■ WHAT YOU ARE ASKED TO DO: Seek out every line containing the word "value", and copy each.

+ + + + +

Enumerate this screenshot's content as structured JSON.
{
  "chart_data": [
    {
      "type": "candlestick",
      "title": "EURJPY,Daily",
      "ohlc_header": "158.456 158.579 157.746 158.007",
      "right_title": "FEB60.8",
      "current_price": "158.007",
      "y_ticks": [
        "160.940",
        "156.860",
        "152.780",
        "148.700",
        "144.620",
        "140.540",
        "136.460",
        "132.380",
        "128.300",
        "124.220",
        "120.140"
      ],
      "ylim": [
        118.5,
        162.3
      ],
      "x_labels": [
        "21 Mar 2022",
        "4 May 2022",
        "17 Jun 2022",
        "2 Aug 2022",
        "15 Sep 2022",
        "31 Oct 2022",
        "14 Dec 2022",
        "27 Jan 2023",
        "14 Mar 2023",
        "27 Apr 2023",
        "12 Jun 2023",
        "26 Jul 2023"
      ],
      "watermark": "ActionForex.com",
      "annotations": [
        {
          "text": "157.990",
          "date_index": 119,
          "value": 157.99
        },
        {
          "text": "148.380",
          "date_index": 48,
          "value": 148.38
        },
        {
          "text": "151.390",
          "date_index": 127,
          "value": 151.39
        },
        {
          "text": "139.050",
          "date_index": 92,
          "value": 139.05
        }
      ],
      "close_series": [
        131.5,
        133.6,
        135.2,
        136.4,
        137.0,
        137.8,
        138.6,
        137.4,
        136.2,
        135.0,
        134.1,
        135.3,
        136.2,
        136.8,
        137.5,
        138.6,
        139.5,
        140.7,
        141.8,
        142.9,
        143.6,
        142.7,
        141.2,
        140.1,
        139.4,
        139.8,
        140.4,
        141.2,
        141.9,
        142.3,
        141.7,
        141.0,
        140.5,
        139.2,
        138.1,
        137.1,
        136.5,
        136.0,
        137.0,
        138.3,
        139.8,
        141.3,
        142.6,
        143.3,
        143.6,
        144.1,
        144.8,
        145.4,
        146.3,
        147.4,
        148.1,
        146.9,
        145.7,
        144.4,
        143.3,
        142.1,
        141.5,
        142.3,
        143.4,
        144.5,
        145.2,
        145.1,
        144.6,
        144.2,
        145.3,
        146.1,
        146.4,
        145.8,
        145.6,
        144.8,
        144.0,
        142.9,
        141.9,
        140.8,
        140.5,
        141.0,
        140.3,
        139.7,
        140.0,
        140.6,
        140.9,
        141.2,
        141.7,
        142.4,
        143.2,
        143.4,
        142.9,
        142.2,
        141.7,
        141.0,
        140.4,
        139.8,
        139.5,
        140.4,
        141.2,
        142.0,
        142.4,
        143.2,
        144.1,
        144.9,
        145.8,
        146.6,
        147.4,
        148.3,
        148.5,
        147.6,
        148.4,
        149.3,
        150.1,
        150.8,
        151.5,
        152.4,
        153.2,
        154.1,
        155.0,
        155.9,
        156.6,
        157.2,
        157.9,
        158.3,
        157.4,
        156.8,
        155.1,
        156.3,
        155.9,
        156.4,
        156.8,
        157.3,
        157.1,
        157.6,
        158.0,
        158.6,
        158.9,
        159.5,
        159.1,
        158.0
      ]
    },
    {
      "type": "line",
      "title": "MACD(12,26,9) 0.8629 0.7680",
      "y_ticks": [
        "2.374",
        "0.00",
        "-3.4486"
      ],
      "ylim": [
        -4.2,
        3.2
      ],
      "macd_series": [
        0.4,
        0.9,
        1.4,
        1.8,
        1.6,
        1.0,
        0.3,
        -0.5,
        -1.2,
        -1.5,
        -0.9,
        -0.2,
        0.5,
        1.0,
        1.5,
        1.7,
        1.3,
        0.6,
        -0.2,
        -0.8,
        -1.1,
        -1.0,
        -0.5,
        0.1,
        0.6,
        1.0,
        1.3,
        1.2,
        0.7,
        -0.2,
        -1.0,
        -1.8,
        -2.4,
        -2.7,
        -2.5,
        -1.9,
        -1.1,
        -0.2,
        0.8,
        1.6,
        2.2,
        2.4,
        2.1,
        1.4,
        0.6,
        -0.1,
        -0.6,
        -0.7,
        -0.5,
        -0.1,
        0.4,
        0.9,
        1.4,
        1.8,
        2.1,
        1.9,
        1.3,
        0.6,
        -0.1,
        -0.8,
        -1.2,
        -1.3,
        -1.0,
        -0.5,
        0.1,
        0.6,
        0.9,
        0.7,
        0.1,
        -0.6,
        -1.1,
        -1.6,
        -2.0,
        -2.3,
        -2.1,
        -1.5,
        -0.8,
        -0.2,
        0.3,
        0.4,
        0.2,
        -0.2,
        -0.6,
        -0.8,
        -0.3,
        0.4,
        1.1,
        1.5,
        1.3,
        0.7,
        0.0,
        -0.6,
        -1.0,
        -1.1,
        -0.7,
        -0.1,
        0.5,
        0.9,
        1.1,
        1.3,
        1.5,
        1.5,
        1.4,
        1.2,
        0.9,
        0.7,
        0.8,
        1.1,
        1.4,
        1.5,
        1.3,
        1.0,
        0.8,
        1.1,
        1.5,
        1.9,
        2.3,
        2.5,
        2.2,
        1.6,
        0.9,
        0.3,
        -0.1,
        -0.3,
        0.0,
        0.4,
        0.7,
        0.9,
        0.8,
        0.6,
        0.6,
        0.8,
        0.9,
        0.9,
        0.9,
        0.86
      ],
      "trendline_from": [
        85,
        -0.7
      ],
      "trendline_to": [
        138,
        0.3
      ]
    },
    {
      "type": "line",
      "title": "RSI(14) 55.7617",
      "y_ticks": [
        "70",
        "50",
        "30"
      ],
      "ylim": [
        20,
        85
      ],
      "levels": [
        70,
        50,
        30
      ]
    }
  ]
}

+ + + + +

■ SOLUTION TO THIS TASK:
          "value": 157.99
          "value": 148.38
          "value": 151.39
          "value": 139.05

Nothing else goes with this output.